* The records
■ ■ ■ ■ ■

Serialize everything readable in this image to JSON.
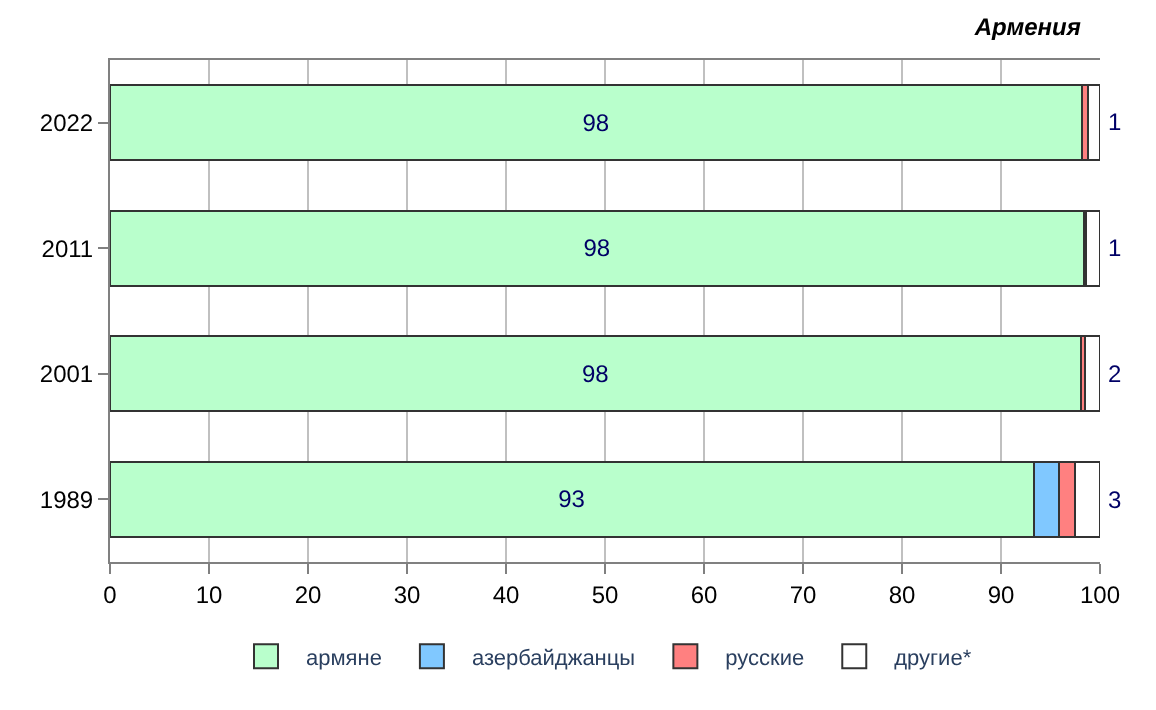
{
  "chart_data": {
    "type": "bar",
    "orientation": "horizontal",
    "stacked": true,
    "title": "Армения",
    "categories": [
      "2022",
      "2011",
      "2001",
      "1989"
    ],
    "series": [
      {
        "name": "армяне",
        "color": "#b9ffcc",
        "values": [
          98.2,
          98.4,
          98.1,
          93.3
        ],
        "value_labels": [
          "98",
          "98",
          "98",
          "93"
        ]
      },
      {
        "name": "азербайджанцы",
        "color": "#80c8ff",
        "values": [
          0,
          0,
          0,
          2.6
        ],
        "value_labels": [
          null,
          null,
          null,
          null
        ]
      },
      {
        "name": "русские",
        "color": "#ff8080",
        "values": [
          0.6,
          0.2,
          0.4,
          1.6
        ],
        "value_labels": [
          null,
          null,
          null,
          null
        ]
      },
      {
        "name": "другие*",
        "color": "#ffffff",
        "values": [
          1.2,
          1.4,
          1.5,
          2.5
        ],
        "value_labels": [
          "1",
          "1",
          "2",
          "3"
        ]
      }
    ],
    "xlim": [
      0,
      100
    ],
    "xticks": [
      0,
      10,
      20,
      30,
      40,
      50,
      60,
      70,
      80,
      90,
      100
    ],
    "grid": "x",
    "legend": "bottom"
  }
}
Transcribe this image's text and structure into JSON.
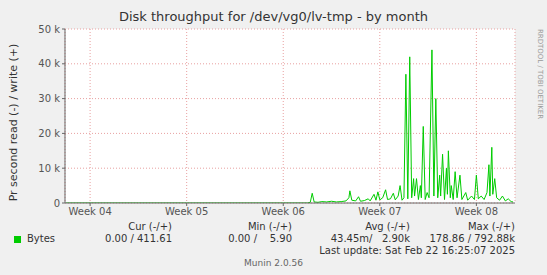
{
  "chart_data": {
    "type": "line",
    "title": "Disk throughput for /dev/vg0/lv-tmp - by month",
    "y_label": "Pr second read (-) / write (+)",
    "x": [
      3.75,
      4.0,
      4.5,
      5.0,
      5.5,
      6.0,
      6.25,
      6.28,
      6.3,
      6.32,
      6.36,
      6.4,
      6.45,
      6.5,
      6.55,
      6.6,
      6.65,
      6.68,
      6.69,
      6.71,
      6.75,
      6.78,
      6.8,
      6.84,
      6.88,
      6.9,
      6.94,
      6.96,
      6.98,
      7.0,
      7.03,
      7.06,
      7.08,
      7.11,
      7.14,
      7.16,
      7.19,
      7.21,
      7.23,
      7.25,
      7.27,
      7.29,
      7.31,
      7.33,
      7.35,
      7.36,
      7.38,
      7.4,
      7.42,
      7.43,
      7.45,
      7.47,
      7.49,
      7.51,
      7.54,
      7.56,
      7.58,
      7.6,
      7.62,
      7.63,
      7.65,
      7.67,
      7.69,
      7.7,
      7.71,
      7.73,
      7.74,
      7.76,
      7.78,
      7.8,
      7.83,
      7.85,
      7.89,
      7.91,
      7.95,
      7.98,
      8.0,
      8.02,
      8.05,
      8.08,
      8.11,
      8.13,
      8.14,
      8.16,
      8.17,
      8.19,
      8.21,
      8.24,
      8.27,
      8.3,
      8.33,
      8.36,
      8.38
    ],
    "series": [
      {
        "name": "Bytes",
        "color": "#00cc00",
        "values": [
          0,
          0,
          0,
          0,
          0,
          0,
          0,
          200,
          2800,
          300,
          200,
          400,
          300,
          500,
          300,
          400,
          600,
          1500,
          3500,
          800,
          600,
          1800,
          500,
          700,
          1200,
          600,
          2500,
          800,
          3200,
          900,
          1500,
          3800,
          1000,
          1200,
          2800,
          900,
          2000,
          5000,
          800,
          1500,
          37000,
          1200,
          42000,
          1500,
          7000,
          2000,
          7000,
          1000,
          5000,
          1500,
          22000,
          1000,
          3000,
          1500,
          44000,
          2000,
          30000,
          1500,
          8000,
          2000,
          14000,
          1000,
          10000,
          2500,
          15000,
          1500,
          5000,
          1000,
          9000,
          1500,
          8000,
          1000,
          3000,
          800,
          2000,
          1000,
          8000,
          1200,
          2000,
          1000,
          3000,
          11000,
          2000,
          16000,
          2500,
          7000,
          1500,
          800,
          2000,
          600,
          1200,
          400,
          300
        ]
      }
    ],
    "xlim": [
      3.74,
      8.4
    ],
    "xticks": [
      {
        "value": 4,
        "label": "Week 04"
      },
      {
        "value": 5,
        "label": "Week 05"
      },
      {
        "value": 6,
        "label": "Week 06"
      },
      {
        "value": 7,
        "label": "Week 07"
      },
      {
        "value": 8,
        "label": "Week 08"
      }
    ],
    "ylim": [
      0,
      50000
    ],
    "yticks": [
      0,
      {
        "value": 10000,
        "label": "10 k"
      },
      {
        "value": 20000,
        "label": "20 k"
      },
      {
        "value": 30000,
        "label": "30 k"
      },
      {
        "value": 40000,
        "label": "40 k"
      },
      {
        "value": 50000,
        "label": "50 k"
      }
    ],
    "grid": true,
    "legend": "bottom",
    "stats_headers": [
      "Cur (-/+)",
      "Min (-/+)",
      "Avg (-/+)",
      "Max (-/+)"
    ],
    "stats_values": [
      "0.00 / 411.61",
      "0.00 /    5.90",
      "43.45m/   2.90k",
      "178.86 / 792.88k"
    ],
    "annotations": [
      "Last update: Sat Feb 22 16:25:07 2025",
      "Munin 2.0.56",
      "RRDTOOL / TOBI OETIKER"
    ]
  }
}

■ ■ ■ ■ ■

* Required task
The pictures should not appear in the copy; every other part of the records above must be returned exactly.

* Written response
Serialize everything readable in this image to JSON.
{
  "chart_data": {
    "type": "bar",
    "orientation": "horizontal",
    "stacked": true,
    "title": "Армения",
    "categories": [
      "2022",
      "2011",
      "2001",
      "1989"
    ],
    "series": [
      {
        "name": "армяне",
        "color": "#b9ffcc",
        "values": [
          98.2,
          98.4,
          98.1,
          93.3
        ],
        "value_labels": [
          "98",
          "98",
          "98",
          "93"
        ]
      },
      {
        "name": "азербайджанцы",
        "color": "#80c8ff",
        "values": [
          0,
          0,
          0,
          2.6
        ],
        "value_labels": [
          null,
          null,
          null,
          null
        ]
      },
      {
        "name": "русские",
        "color": "#ff8080",
        "values": [
          0.6,
          0.2,
          0.4,
          1.6
        ],
        "value_labels": [
          null,
          null,
          null,
          null
        ]
      },
      {
        "name": "другие*",
        "color": "#ffffff",
        "values": [
          1.2,
          1.4,
          1.5,
          2.5
        ],
        "value_labels": [
          "1",
          "1",
          "2",
          "3"
        ]
      }
    ],
    "xlim": [
      0,
      100
    ],
    "xticks": [
      0,
      10,
      20,
      30,
      40,
      50,
      60,
      70,
      80,
      90,
      100
    ],
    "grid": "x",
    "legend": "bottom"
  }
}
Transcribe this image's text and structure into JSON.
{
  "chart_data": {
    "type": "line",
    "title": "Disk throughput for /dev/vg0/lv-tmp - by month",
    "y_label": "Pr second read (-) / write (+)",
    "x": [
      3.75,
      4.0,
      4.5,
      5.0,
      5.5,
      6.0,
      6.25,
      6.28,
      6.3,
      6.32,
      6.36,
      6.4,
      6.45,
      6.5,
      6.55,
      6.6,
      6.65,
      6.68,
      6.69,
      6.71,
      6.75,
      6.78,
      6.8,
      6.84,
      6.88,
      6.9,
      6.94,
      6.96,
      6.98,
      7.0,
      7.03,
      7.06,
      7.08,
      7.11,
      7.14,
      7.16,
      7.19,
      7.21,
      7.23,
      7.25,
      7.27,
      7.29,
      7.31,
      7.33,
      7.35,
      7.36,
      7.38,
      7.4,
      7.42,
      7.43,
      7.45,
      7.47,
      7.49,
      7.51,
      7.54,
      7.56,
      7.58,
      7.6,
      7.62,
      7.63,
      7.65,
      7.67,
      7.69,
      7.7,
      7.71,
      7.73,
      7.74,
      7.76,
      7.78,
      7.8,
      7.83,
      7.85,
      7.89,
      7.91,
      7.95,
      7.98,
      8.0,
      8.02,
      8.05,
      8.08,
      8.11,
      8.13,
      8.14,
      8.16,
      8.17,
      8.19,
      8.21,
      8.24,
      8.27,
      8.3,
      8.33,
      8.36,
      8.38
    ],
    "series": [
      {
        "name": "Bytes",
        "color": "#00cc00",
        "values": [
          0,
          0,
          0,
          0,
          0,
          0,
          0,
          200,
          2800,
          300,
          200,
          400,
          300,
          500,
          300,
          400,
          600,
          1500,
          3500,
          800,
          600,
          1800,
          500,
          700,
          1200,
          600,
          2500,
          800,
          3200,
          900,
          1500,
          3800,
          1000,
          1200,
          2800,
          900,
          2000,
          5000,
          800,
          1500,
          37000,
          1200,
          42000,
          1500,
          7000,
          2000,
          7000,
          1000,
          5000,
          1500,
          22000,
          1000,
          3000,
          1500,
          44000,
          2000,
          30000,
          1500,
          8000,
          2000,
          14000,
          1000,
          10000,
          2500,
          15000,
          1500,
          5000,
          1000,
          9000,
          1500,
          8000,
          1000,
          3000,
          800,
          2000,
          1000,
          8000,
          1200,
          2000,
          1000,
          3000,
          11000,
          2000,
          16000,
          2500,
          7000,
          1500,
          800,
          2000,
          600,
          1200,
          400,
          300
        ]
      }
    ],
    "xlim": [
      3.74,
      8.4
    ],
    "xticks": [
      {
        "value": 4,
        "label": "Week 04"
      },
      {
        "value": 5,
        "label": "Week 05"
      },
      {
        "value": 6,
        "label": "Week 06"
      },
      {
        "value": 7,
        "label": "Week 07"
      },
      {
        "value": 8,
        "label": "Week 08"
      }
    ],
    "ylim": [
      0,
      50000
    ],
    "yticks": [
      0,
      {
        "value": 10000,
        "label": "10 k"
      },
      {
        "value": 20000,
        "label": "20 k"
      },
      {
        "value": 30000,
        "label": "30 k"
      },
      {
        "value": 40000,
        "label": "40 k"
      },
      {
        "value": 50000,
        "label": "50 k"
      }
    ],
    "grid": true,
    "legend": "bottom",
    "stats_headers": [
      "Cur (-/+)",
      "Min (-/+)",
      "Avg (-/+)",
      "Max (-/+)"
    ],
    "stats_values": [
      "0.00 / 411.61",
      "0.00 /    5.90",
      "43.45m/   2.90k",
      "178.86 / 792.88k"
    ],
    "annotations": [
      "Last update: Sat Feb 22 16:25:07 2025",
      "Munin 2.0.56",
      "RRDTOOL / TOBI OETIKER"
    ]
  }
}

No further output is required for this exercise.